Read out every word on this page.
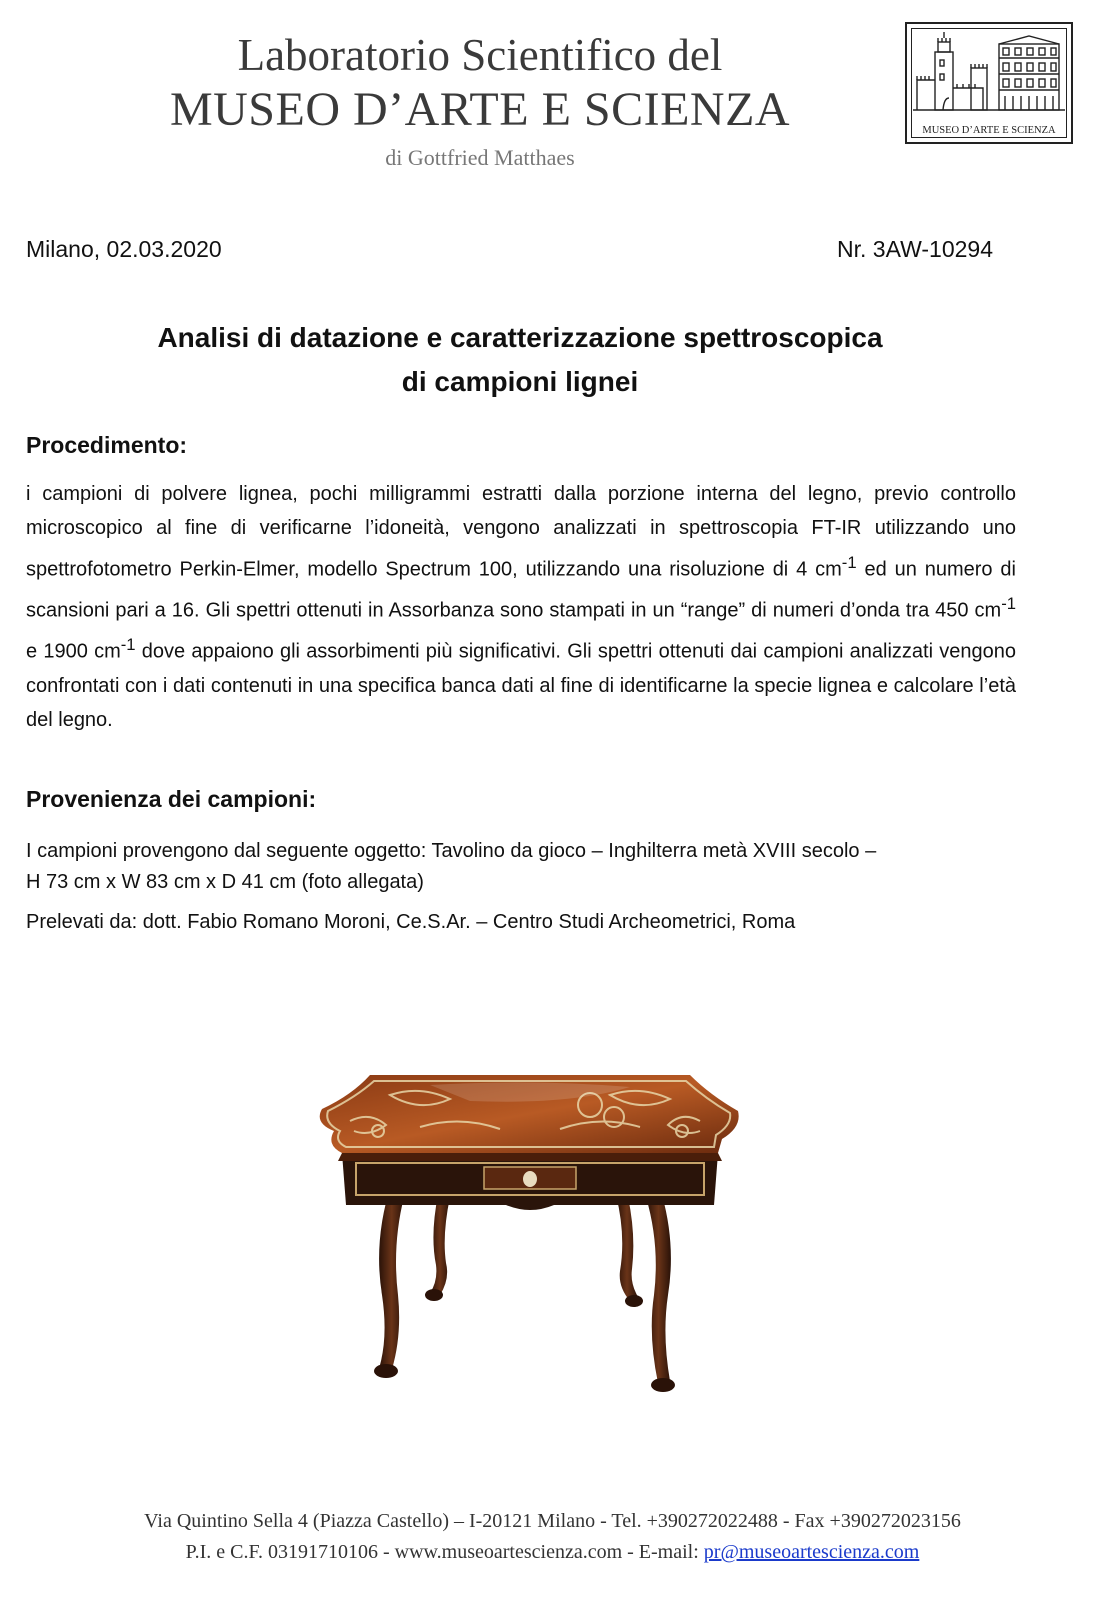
Laboratorio Scientifico del
MUSEO D’ARTE E SCIENZA
di Gottfried Matthaes
MUSEO D’ARTE E SCIENZA
Milano, 02.03.2020	Nr. 3AW-10294
Analisi di datazione e caratterizzazione spettroscopica
di campioni lignei
Procedimento:
i campioni di polvere lignea, pochi milligrammi estratti dalla porzione interna del legno, previo controllo microscopico al fine di verificarne l’idoneità, vengono analizzati in spettroscopia FT-IR utilizzando uno spettrofotometro Perkin-Elmer, modello Spectrum 100, utilizzando una risoluzione di 4 $cm^{-1}$ ed un numero di scansioni pari a 16. Gli spettri ottenuti in Assorbanza sono stampati in un “range” di numeri d’onda tra 450 $cm^{-1}$ e 1900 $cm^{-1}$ dove appaiono gli assorbimenti più significativi. Gli spettri ottenuti dai campioni analizzati vengono confrontati con i dati contenuti in una specifica banca dati al fine di identificarne la specie lignea e calcolare l’età del legno.
Provenienza dei campioni:
I campioni provengono dal seguente oggetto: Tavolino da gioco – Inghilterra metà XVIII secolo –
H 73 cm x W 83 cm x D 41 cm (foto allegata)
Prelevati da: dott. Fabio Romano Moroni, Ce.S.Ar. – Centro Studi Archeometrici, Roma
Via Quintino Sella 4 (Piazza Castello) – I-20121 Milano - Tel. +390272022488 - Fax +390272023156
P.I. e C.F. 03191710106 - www.museoartescienza.com - E-mail: pr@museoartescienza.com
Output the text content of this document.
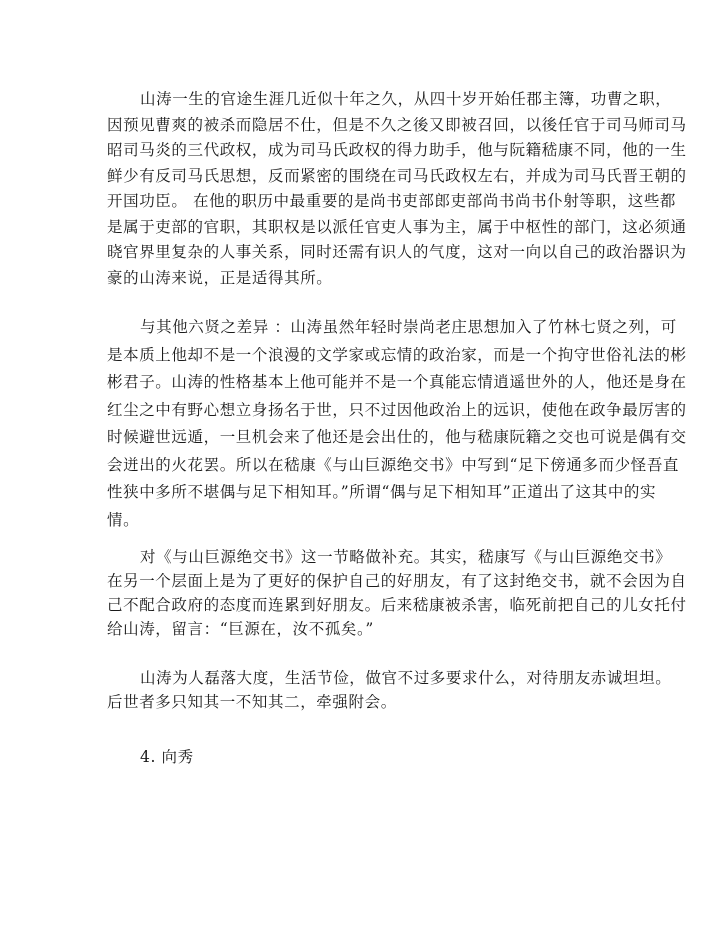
山涛一生的官途生涯几近似十年之久，从四十岁开始任郡主簿，功曹之职，
因预见曹爽的被杀而隐居不仕，但是不久之後又即被召回，以後任官于司马师司马
昭司马炎的三代政权，成为司马氏政权的得力助手，他与阮籍嵇康不同，他的一生
鲜少有反司马氏思想，反而紧密的围绕在司马氏政权左右，并成为司马氏晋王朝的
开国功臣。 在他的职历中最重要的是尚书吏部郎吏部尚书尚书仆射等职，这些都
是属于吏部的官职，其职权是以派任官吏人事为主，属于中枢性的部门，这必须通
晓官界里复杂的人事关系，同时还需有识人的气度，这对一向以自己的政治器识为
豪的山涛来说，正是适得其所。
与其他六贤之差异 ：山涛虽然年轻时崇尚老庄思想加入了竹林七贤之列，可
是本质上他却不是一个浪漫的文学家或忘情的政治家，而是一个拘守世俗礼法的彬
彬君子。山涛的性格基本上他可能并不是一个真能忘情逍遥世外的人，他还是身在
红尘之中有野心想立身扬名于世，只不过因他政治上的远识，使他在政争最厉害的
时候避世远遁，一旦机会来了他还是会出仕的，他与嵇康阮籍之交也可说是偶有交
会迸出的火花罢。所以在嵇康《与山巨源绝交书》中写到“足下傍通多而少怪吾直
性狭中多所不堪偶与足下相知耳。”所谓“偶与足下相知耳”正道出了这其中的实
情。
对《与山巨源绝交书》这一节略做补充。其实，嵇康写《与山巨源绝交书》
在另一个层面上是为了更好的保护自己的好朋友，有了这封绝交书，就不会因为自
己不配合政府的态度而连累到好朋友。后来嵇康被杀害，临死前把自己的儿女托付
给山涛，留言：“巨源在，汝不孤矣。”
山涛为人磊落大度，生活节俭，做官不过多要求什么，对待朋友赤诚坦坦。
后世者多只知其一不知其二，牵强附会。
4. 向秀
******************************
What is required: Word for word, quote the lines above. Omit the pictures.

Solution for this task:
Read out every word on this page.
Laboratorio Scientifico del
MUSEO D’ARTE E SCIENZA
di Gottfried Matthaes
MUSEO D’ARTE E SCIENZA
Milano, 02.03.2020	Nr. 3AW-10294
Analisi di datazione e caratterizzazione spettroscopica
di campioni lignei
Procedimento:
i campioni di polvere lignea, pochi milligrammi estratti dalla porzione interna del legno, previo controllo microscopico al fine di verificarne l’idoneità, vengono analizzati in spettroscopia FT-IR utilizzando uno spettrofotometro Perkin-Elmer, modello Spectrum 100, utilizzando una risoluzione di 4 $cm^{-1}$ ed un numero di scansioni pari a 16. Gli spettri ottenuti in Assorbanza sono stampati in un “range” di numeri d’onda tra 450 $cm^{-1}$ e 1900 $cm^{-1}$ dove appaiono gli assorbimenti più significativi. Gli spettri ottenuti dai campioni analizzati vengono confrontati con i dati contenuti in una specifica banca dati al fine di identificarne la specie lignea e calcolare l’età del legno.
Provenienza dei campioni:
I campioni provengono dal seguente oggetto: Tavolino da gioco – Inghilterra metà XVIII secolo –
H 73 cm x W 83 cm x D 41 cm (foto allegata)
Prelevati da: dott. Fabio Romano Moroni, Ce.S.Ar. – Centro Studi Archeometrici, Roma
Via Quintino Sella 4 (Piazza Castello) – I-20121 Milano - Tel. +390272022488 - Fax +390272023156
P.I. e C.F. 03191710106 - www.museoartescienza.com - E-mail: pr@museoartescienza.com
Output the text content of this document.
山涛一生的官途生涯几近似十年之久，从四十岁开始任郡主簿，功曹之职，
因预见曹爽的被杀而隐居不仕，但是不久之後又即被召回，以後任官于司马师司马
昭司马炎的三代政权，成为司马氏政权的得力助手，他与阮籍嵇康不同，他的一生
鲜少有反司马氏思想，反而紧密的围绕在司马氏政权左右，并成为司马氏晋王朝的
开国功臣。 在他的职历中最重要的是尚书吏部郎吏部尚书尚书仆射等职，这些都
是属于吏部的官职，其职权是以派任官吏人事为主，属于中枢性的部门，这必须通
晓官界里复杂的人事关系，同时还需有识人的气度，这对一向以自己的政治器识为
豪的山涛来说，正是适得其所。
与其他六贤之差异 ：山涛虽然年轻时崇尚老庄思想加入了竹林七贤之列，可
是本质上他却不是一个浪漫的文学家或忘情的政治家，而是一个拘守世俗礼法的彬
彬君子。山涛的性格基本上他可能并不是一个真能忘情逍遥世外的人，他还是身在
红尘之中有野心想立身扬名于世，只不过因他政治上的远识，使他在政争最厉害的
时候避世远遁，一旦机会来了他还是会出仕的，他与嵇康阮籍之交也可说是偶有交
会迸出的火花罢。所以在嵇康《与山巨源绝交书》中写到“足下傍通多而少怪吾直
性狭中多所不堪偶与足下相知耳。”所谓“偶与足下相知耳”正道出了这其中的实
情。
对《与山巨源绝交书》这一节略做补充。其实，嵇康写《与山巨源绝交书》
在另一个层面上是为了更好的保护自己的好朋友，有了这封绝交书，就不会因为自
己不配合政府的态度而连累到好朋友。后来嵇康被杀害，临死前把自己的儿女托付
给山涛，留言：“巨源在，汝不孤矣。”
山涛为人磊落大度，生活节俭，做官不过多要求什么，对待朋友赤诚坦坦。
后世者多只知其一不知其二，牵强附会。
4. 向秀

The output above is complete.